[[ Given data open ]]
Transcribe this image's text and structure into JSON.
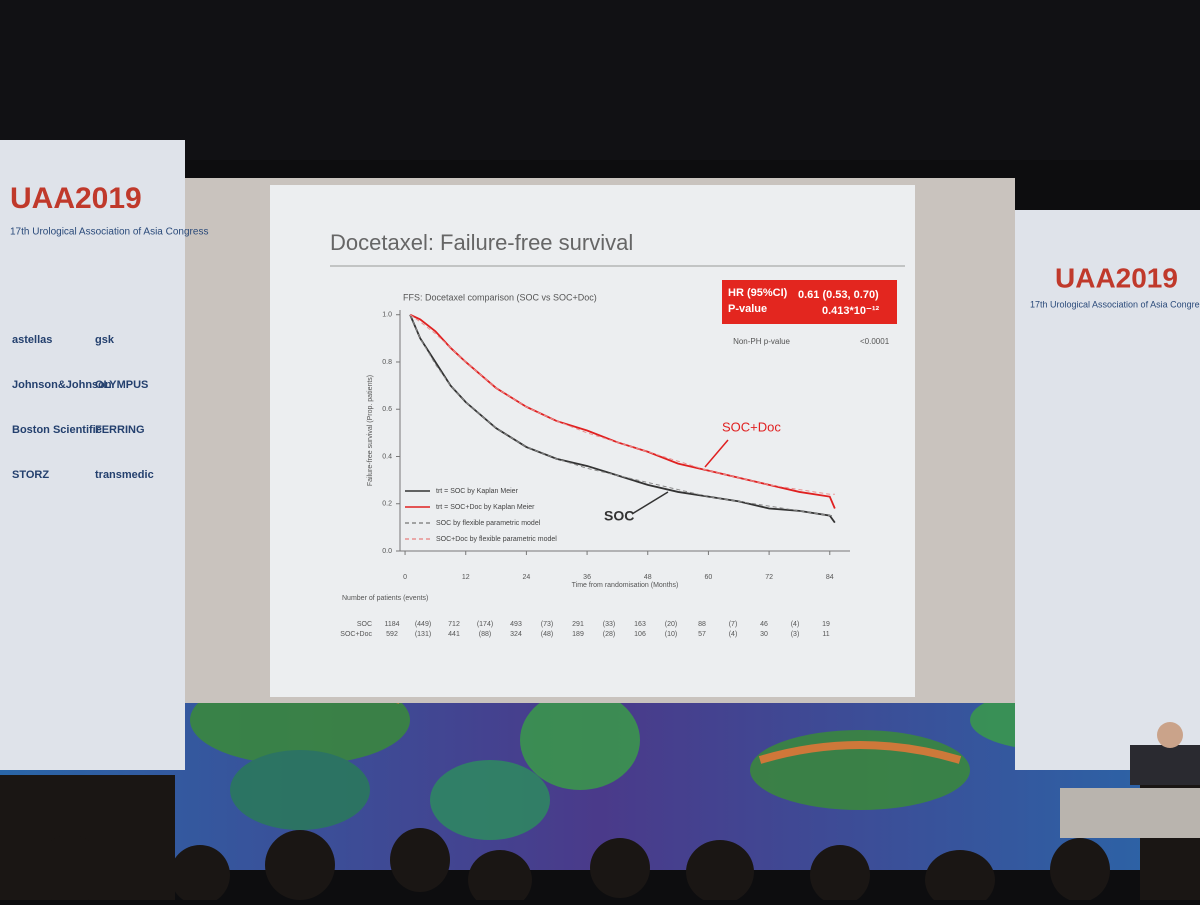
{
  "left_banner": {
    "logo": "UAA2019",
    "subtitle": "17th Urological Association of Asia Congress",
    "sponsors": [
      "astellas",
      "gsk",
      "Johnson&Johnson",
      "OLYMPUS",
      "Boston Scientific",
      "FERRING",
      "STORZ",
      "transmedic"
    ]
  },
  "right_banner": {
    "logo": "UAA2019",
    "subtitle": "17th Urological Association of Asia Congress"
  },
  "slide": {
    "title": "Docetaxel: Failure-free survival"
  },
  "chart_data": {
    "type": "line",
    "title": "FFS: Docetaxel comparison (SOC vs SOC+Doc)",
    "x_label": "Time from randomisation (Months)",
    "y_label": "Failure-free survival (Prop. patients)",
    "x": [
      1,
      3,
      6,
      9,
      12,
      18,
      24,
      30,
      36,
      42,
      48,
      54,
      60,
      66,
      72,
      78,
      84,
      85
    ],
    "series": [
      {
        "name": "trt = SOC by Kaplan Meier",
        "color": "#333333",
        "dashed": false,
        "values": [
          1.0,
          0.9,
          0.8,
          0.7,
          0.63,
          0.52,
          0.44,
          0.39,
          0.36,
          0.32,
          0.28,
          0.25,
          0.23,
          0.21,
          0.18,
          0.17,
          0.15,
          0.12
        ]
      },
      {
        "name": "trt = SOC+Doc by Kaplan Meier",
        "color": "#e02020",
        "dashed": false,
        "values": [
          1.0,
          0.98,
          0.93,
          0.86,
          0.8,
          0.69,
          0.61,
          0.55,
          0.51,
          0.46,
          0.42,
          0.37,
          0.34,
          0.31,
          0.28,
          0.25,
          0.23,
          0.18
        ]
      },
      {
        "name": "SOC by flexible parametric model",
        "color": "#888888",
        "dashed": true,
        "values": [
          1.0,
          0.9,
          0.79,
          0.7,
          0.63,
          0.52,
          0.44,
          0.39,
          0.35,
          0.32,
          0.29,
          0.26,
          0.23,
          0.21,
          0.19,
          0.17,
          0.15,
          0.15
        ]
      },
      {
        "name": "SOC+Doc by flexible parametric model",
        "color": "#e89090",
        "dashed": true,
        "values": [
          1.0,
          0.97,
          0.92,
          0.86,
          0.8,
          0.69,
          0.61,
          0.55,
          0.5,
          0.46,
          0.42,
          0.38,
          0.34,
          0.31,
          0.28,
          0.26,
          0.24,
          0.24
        ]
      }
    ],
    "xlim": [
      -1,
      88
    ],
    "ylim": [
      0,
      1.02
    ],
    "xticks": [
      0,
      12,
      24,
      36,
      48,
      60,
      72,
      84
    ],
    "yticks": [
      {
        "value": 0,
        "label": "0.0"
      },
      {
        "value": 0.2,
        "label": "0.2"
      },
      {
        "value": 0.4,
        "label": "0.4"
      },
      {
        "value": 0.6,
        "label": "0.6"
      },
      {
        "value": 0.8,
        "label": "0.8"
      },
      {
        "value": 1,
        "label": "1.0"
      }
    ],
    "legend": "lower-left",
    "annotations": [
      "SOC+Doc",
      "SOC"
    ],
    "stats_box": {
      "hr_label": "HR (95%CI)",
      "hr_value": "0.61 (0.53, 0.70)",
      "p_label": "P-value",
      "p_value": "0.413*10⁻¹²"
    },
    "non_ph": {
      "label": "Non-PH p-value",
      "value": "<0.0001"
    },
    "risk_table": {
      "title": "Number of patients (events)",
      "rows": [
        {
          "name": "SOC",
          "cells": [
            "1184",
            "(449)",
            "712",
            "(174)",
            "493",
            "(73)",
            "291",
            "(33)",
            "163",
            "(20)",
            "88",
            "(7)",
            "46",
            "(4)",
            "19"
          ]
        },
        {
          "name": "SOC+Doc",
          "cells": [
            "592",
            "(131)",
            "441",
            "(88)",
            "324",
            "(48)",
            "189",
            "(28)",
            "106",
            "(10)",
            "57",
            "(4)",
            "30",
            "(3)",
            "11"
          ]
        }
      ]
    }
  }
}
[[ Given data closed ]]
What is required. Find the word "patients" in the entries above and gather every line that holds it.

Solution to this exercise.
    "y_label": "Failure-free survival (Prop. patients)",
      "title": "Number of patients (events)",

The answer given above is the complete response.